▶ _Given instruction_
Format every line of the records below as a Markdown table with two columns, Row for a running number and Entry for the line itself, leaving out blank lines.

▶ _Supplied records_
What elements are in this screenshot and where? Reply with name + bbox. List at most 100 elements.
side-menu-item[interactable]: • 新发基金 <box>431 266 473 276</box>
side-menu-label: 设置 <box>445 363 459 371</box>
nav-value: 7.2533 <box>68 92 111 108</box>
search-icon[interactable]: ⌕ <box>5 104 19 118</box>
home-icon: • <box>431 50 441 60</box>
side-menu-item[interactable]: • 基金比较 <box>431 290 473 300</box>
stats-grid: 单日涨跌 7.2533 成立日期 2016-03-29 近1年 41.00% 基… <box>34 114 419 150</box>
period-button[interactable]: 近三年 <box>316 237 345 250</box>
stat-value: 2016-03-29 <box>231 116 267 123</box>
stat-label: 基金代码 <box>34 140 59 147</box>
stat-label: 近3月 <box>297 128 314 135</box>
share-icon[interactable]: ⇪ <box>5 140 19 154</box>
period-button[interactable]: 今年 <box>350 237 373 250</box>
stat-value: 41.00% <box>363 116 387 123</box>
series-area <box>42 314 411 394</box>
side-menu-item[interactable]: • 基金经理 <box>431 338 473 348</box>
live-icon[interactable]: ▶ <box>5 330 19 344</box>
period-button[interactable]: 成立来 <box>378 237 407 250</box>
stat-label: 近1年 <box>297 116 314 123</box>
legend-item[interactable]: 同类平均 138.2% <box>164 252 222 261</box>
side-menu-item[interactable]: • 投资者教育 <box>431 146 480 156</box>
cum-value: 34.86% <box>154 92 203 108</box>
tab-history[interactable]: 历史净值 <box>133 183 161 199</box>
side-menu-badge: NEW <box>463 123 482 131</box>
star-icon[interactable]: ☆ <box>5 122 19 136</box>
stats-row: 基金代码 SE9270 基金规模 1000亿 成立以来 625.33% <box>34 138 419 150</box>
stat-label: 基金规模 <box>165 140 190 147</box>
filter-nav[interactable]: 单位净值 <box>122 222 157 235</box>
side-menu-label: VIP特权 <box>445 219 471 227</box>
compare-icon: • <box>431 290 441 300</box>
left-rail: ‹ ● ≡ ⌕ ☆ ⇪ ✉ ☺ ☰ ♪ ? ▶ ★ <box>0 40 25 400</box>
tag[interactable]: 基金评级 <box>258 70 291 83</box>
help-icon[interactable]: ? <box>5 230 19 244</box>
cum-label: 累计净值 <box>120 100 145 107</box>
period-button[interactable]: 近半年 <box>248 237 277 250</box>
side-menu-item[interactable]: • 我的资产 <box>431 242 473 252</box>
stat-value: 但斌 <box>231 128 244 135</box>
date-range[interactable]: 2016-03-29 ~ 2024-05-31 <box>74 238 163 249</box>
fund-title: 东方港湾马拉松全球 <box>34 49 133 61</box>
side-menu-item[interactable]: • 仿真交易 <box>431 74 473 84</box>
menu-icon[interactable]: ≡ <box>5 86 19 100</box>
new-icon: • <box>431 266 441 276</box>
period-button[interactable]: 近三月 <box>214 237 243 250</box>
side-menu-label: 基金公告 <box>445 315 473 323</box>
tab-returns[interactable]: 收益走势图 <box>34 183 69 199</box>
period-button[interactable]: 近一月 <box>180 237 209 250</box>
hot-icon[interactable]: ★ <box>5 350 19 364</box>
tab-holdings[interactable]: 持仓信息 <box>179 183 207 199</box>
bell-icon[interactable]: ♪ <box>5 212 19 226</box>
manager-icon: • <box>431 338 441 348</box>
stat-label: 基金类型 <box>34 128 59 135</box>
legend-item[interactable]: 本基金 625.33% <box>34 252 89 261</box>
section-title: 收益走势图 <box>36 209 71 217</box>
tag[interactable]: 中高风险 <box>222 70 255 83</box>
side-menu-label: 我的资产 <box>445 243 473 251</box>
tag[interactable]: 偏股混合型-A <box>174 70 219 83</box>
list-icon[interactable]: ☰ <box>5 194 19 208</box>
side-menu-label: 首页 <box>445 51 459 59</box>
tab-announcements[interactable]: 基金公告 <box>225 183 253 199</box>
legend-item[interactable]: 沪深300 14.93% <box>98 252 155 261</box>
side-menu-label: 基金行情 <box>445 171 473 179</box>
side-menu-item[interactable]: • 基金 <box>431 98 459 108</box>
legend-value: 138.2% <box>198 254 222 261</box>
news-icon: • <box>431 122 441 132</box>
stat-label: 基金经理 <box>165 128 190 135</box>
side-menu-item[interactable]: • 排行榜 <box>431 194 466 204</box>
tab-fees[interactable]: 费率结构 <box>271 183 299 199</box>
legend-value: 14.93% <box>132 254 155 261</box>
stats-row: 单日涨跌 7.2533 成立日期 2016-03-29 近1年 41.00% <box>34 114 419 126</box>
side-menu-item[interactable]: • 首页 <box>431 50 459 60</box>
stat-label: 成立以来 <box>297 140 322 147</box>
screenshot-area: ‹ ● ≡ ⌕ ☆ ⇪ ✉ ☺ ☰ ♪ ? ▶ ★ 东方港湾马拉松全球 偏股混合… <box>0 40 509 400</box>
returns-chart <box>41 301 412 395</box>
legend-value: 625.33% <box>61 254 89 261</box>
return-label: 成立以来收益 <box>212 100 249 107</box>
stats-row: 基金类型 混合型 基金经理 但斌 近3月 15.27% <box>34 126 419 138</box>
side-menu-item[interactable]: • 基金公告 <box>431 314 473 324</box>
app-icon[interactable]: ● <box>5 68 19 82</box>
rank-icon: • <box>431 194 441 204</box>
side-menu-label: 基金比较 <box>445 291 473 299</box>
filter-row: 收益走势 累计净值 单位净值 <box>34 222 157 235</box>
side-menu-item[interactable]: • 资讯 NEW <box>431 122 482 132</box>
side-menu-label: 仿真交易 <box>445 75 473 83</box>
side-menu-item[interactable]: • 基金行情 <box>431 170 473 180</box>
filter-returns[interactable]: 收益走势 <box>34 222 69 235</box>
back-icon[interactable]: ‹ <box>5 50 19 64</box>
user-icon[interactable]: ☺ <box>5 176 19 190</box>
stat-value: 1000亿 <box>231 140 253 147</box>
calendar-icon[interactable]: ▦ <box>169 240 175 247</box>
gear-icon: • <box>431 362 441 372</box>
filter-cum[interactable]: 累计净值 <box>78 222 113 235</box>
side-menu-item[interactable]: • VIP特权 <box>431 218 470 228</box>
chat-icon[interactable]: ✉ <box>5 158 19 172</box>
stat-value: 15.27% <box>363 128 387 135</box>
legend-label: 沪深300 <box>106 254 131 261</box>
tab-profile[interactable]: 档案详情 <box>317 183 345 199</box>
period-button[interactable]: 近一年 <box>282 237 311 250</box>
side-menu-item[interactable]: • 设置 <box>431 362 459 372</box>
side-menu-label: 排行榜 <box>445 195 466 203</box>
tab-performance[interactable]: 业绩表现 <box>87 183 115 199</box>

▶ _Correct result_
| Row | Entry |
|---|---|
| 1 | What elements are in this screenshot and where? Reply with name + bbox. List at most 100 elements. |
| 2 | side-menu-item[interactable]: • 新发基金 <box>431 266 473 276</box> |
| 3 | side-menu-label: 设置 <box>445 363 459 371</box> |
| 4 | nav-value: 7.2533 <box>68 92 111 108</box> |
| 5 | search-icon[interactable]: ⌕ <box>5 104 19 118</box> |
| 6 | home-icon: • <box>431 50 441 60</box> |
| 7 | side-menu-item[interactable]: • 基金比较 <box>431 290 473 300</box> |
| 8 | stats-grid: 单日涨跌 7.2533 成立日期 2016-03-29 近1年 41.00% 基… <box>34 114 419 150</box> |
| 9 | period-button[interactable]: 近三年 <box>316 237 345 250</box> |
| 10 | stat-value: 2016-03-29 <box>231 116 267 123</box> |
| 11 | stat-label: 基金代码 <box>34 140 59 147</box> |
| 12 | stat-label: 近3月 <box>297 128 314 135</box> |
| 13 | share-icon[interactable]: ⇪ <box>5 140 19 154</box> |
| 14 | period-button[interactable]: 今年 <box>350 237 373 250</box> |
| 15 | stat-value: 41.00% <box>363 116 387 123</box> |
| 16 | series-area <box>42 314 411 394</box> |
| 17 | side-menu-item[interactable]: • 基金经理 <box>431 338 473 348</box> |
| 18 | live-icon[interactable]: ▶ <box>5 330 19 344</box> |
| 19 | period-button[interactable]: 成立来 <box>378 237 407 250</box> |
| 20 | stat-label: 近1年 <box>297 116 314 123</box> |
| 21 | legend-item[interactable]: 同类平均 138.2% <box>164 252 222 261</box> |
| 22 | side-menu-item[interactable]: • 投资者教育 <box>431 146 480 156</box> |
| 23 | cum-value: 34.86% <box>154 92 203 108</box> |
| 24 | tab-history[interactable]: 历史净值 <box>133 183 161 199</box> |
| 25 | side-menu-badge: NEW <box>463 123 482 131</box> |
| 26 | star-icon[interactable]: ☆ <box>5 122 19 136</box> |
| 27 | stats-row: 基金代码 SE9270 基金规模 1000亿 成立以来 625.33% <box>34 138 419 150</box> |
| 28 | stat-label: 基金规模 <box>165 140 190 147</box> |
| 29 | filter-nav[interactable]: 单位净值 <box>122 222 157 235</box> |
| 30 | side-menu-label: VIP特权 <box>445 219 471 227</box> |
| 31 | compare-icon: • <box>431 290 441 300</box> |
| 32 | left-rail: ‹ ● ≡ ⌕ ☆ ⇪ ✉ ☺ ☰ ♪ ? ▶ ★ <box>0 40 25 400</box> |
| 33 | tag[interactable]: 基金评级 <box>258 70 291 83</box> |
| 34 | help-icon[interactable]: ? <box>5 230 19 244</box> |
| 35 | cum-label: 累计净值 <box>120 100 145 107</box> |
| 36 | period-button[interactable]: 近半年 <box>248 237 277 250</box> |
| 37 | side-menu-item[interactable]: • 我的资产 <box>431 242 473 252</box> |
| 38 | stat-value: 但斌 <box>231 128 244 135</box> |
| 39 | date-range[interactable]: 2016-03-29 ~ 2024-05-31 <box>74 238 163 249</box> |
| 40 | fund-title: 东方港湾马拉松全球 <box>34 49 133 61</box> |
| 41 | side-menu-item[interactable]: • 仿真交易 <box>431 74 473 84</box> |
| 42 | menu-icon[interactable]: ≡ <box>5 86 19 100</box> |
| 43 | new-icon: • <box>431 266 441 276</box> |
| 44 | period-button[interactable]: 近三月 <box>214 237 243 250</box> |
| 45 | side-menu-label: 基金公告 <box>445 315 473 323</box> |
| 46 | tab-returns[interactable]: 收益走势图 <box>34 183 69 199</box> |
| 47 | period-button[interactable]: 近一月 <box>180 237 209 250</box> |
| 48 | hot-icon[interactable]: ★ <box>5 350 19 364</box> |
| 49 | tab-holdings[interactable]: 持仓信息 <box>179 183 207 199</box> |
| 50 | bell-icon[interactable]: ♪ <box>5 212 19 226</box> |
| 51 | manager-icon: • <box>431 338 441 348</box> |
| 52 | stat-label: 基金类型 <box>34 128 59 135</box> |
| 53 | legend-item[interactable]: 本基金 625.33% <box>34 252 89 261</box> |
| 54 | section-title: 收益走势图 <box>36 209 71 217</box> |
| 55 | tag[interactable]: 中高风险 <box>222 70 255 83</box> |
| 56 | side-menu-label: 我的资产 <box>445 243 473 251</box> |
| 57 | tag[interactable]: 偏股混合型-A <box>174 70 219 83</box> |
| 58 | list-icon[interactable]: ☰ <box>5 194 19 208</box> |
| 59 | side-menu-label: 首页 <box>445 51 459 59</box> |
| 60 | tab-announcements[interactable]: 基金公告 <box>225 183 253 199</box> |
| 61 | legend-item[interactable]: 沪深300 14.93% <box>98 252 155 261</box> |
| 62 | side-menu-label: 基金行情 <box>445 171 473 179</box> |
| 63 | side-menu-item[interactable]: • 基金 <box>431 98 459 108</box> |
| 64 | legend-value: 138.2% <box>198 254 222 261</box> |
| 65 | news-icon: • <box>431 122 441 132</box> |
| 66 | stat-label: 基金经理 <box>165 128 190 135</box> |
| 67 | side-menu-item[interactable]: • 排行榜 <box>431 194 466 204</box> |
| 68 | tab-fees[interactable]: 费率结构 <box>271 183 299 199</box> |
| 69 | legend-value: 14.93% <box>132 254 155 261</box> |
| 70 | stats-row: 单日涨跌 7.2533 成立日期 2016-03-29 近1年 41.00% <box>34 114 419 126</box> |
| 71 | side-menu-item[interactable]: • 首页 <box>431 50 459 60</box> |
| 72 | stat-label: 成立以来 <box>297 140 322 147</box> |
| 73 | screenshot-area: ‹ ● ≡ ⌕ ☆ ⇪ ✉ ☺ ☰ ♪ ? ▶ ★ 东方港湾马拉松全球 偏股混合… <box>0 40 509 400</box> |
| 74 | returns-chart <box>41 301 412 395</box> |
| 75 | legend-value: 625.33% <box>61 254 89 261</box> |
| 76 | return-label: 成立以来收益 <box>212 100 249 107</box> |
| 77 | stats-row: 基金类型 混合型 基金经理 但斌 近3月 15.27% <box>34 126 419 138</box> |
| 78 | side-menu-item[interactable]: • 基金公告 <box>431 314 473 324</box> |
| 79 | app-icon[interactable]: ● <box>5 68 19 82</box> |
| 80 | rank-icon: • <box>431 194 441 204</box> |
| 81 | side-menu-label: 基金比较 <box>445 291 473 299</box> |
| 82 | filter-row: 收益走势 累计净值 单位净值 <box>34 222 157 235</box> |
| 83 | side-menu-item[interactable]: • 资讯 NEW <box>431 122 482 132</box> |
| 84 | side-menu-label: 仿真交易 <box>445 75 473 83</box> |
| 85 | side-menu-item[interactable]: • 基金行情 <box>431 170 473 180</box> |
| 86 | filter-returns[interactable]: 收益走势 <box>34 222 69 235</box> |
| 87 | back-icon[interactable]: ‹ <box>5 50 19 64</box> |
| 88 | user-icon[interactable]: ☺ <box>5 176 19 190</box> |
| 89 | stat-value: 1000亿 <box>231 140 253 147</box> |
| 90 | calendar-icon[interactable]: ▦ <box>169 240 175 247</box> |
| 91 | gear-icon: • <box>431 362 441 372</box> |
| 92 | filter-cum[interactable]: 累计净值 <box>78 222 113 235</box> |
| 93 | side-menu-item[interactable]: • VIP特权 <box>431 218 470 228</box> |
| 94 | chat-icon[interactable]: ✉ <box>5 158 19 172</box> |
| 95 | stat-value: 15.27% <box>363 128 387 135</box> |
| 96 | legend-label: 沪深300 <box>106 254 131 261</box> |
| 97 | tab-profile[interactable]: 档案详情 <box>317 183 345 199</box> |
| 98 | period-button[interactable]: 近一年 <box>282 237 311 250</box> |
| 99 | side-menu-item[interactable]: • 设置 <box>431 362 459 372</box> |
| 100 | side-menu-label: 排行榜 <box>445 195 466 203</box> |
| 101 | tab-performance[interactable]: 业绩表现 <box>87 183 115 199</box> |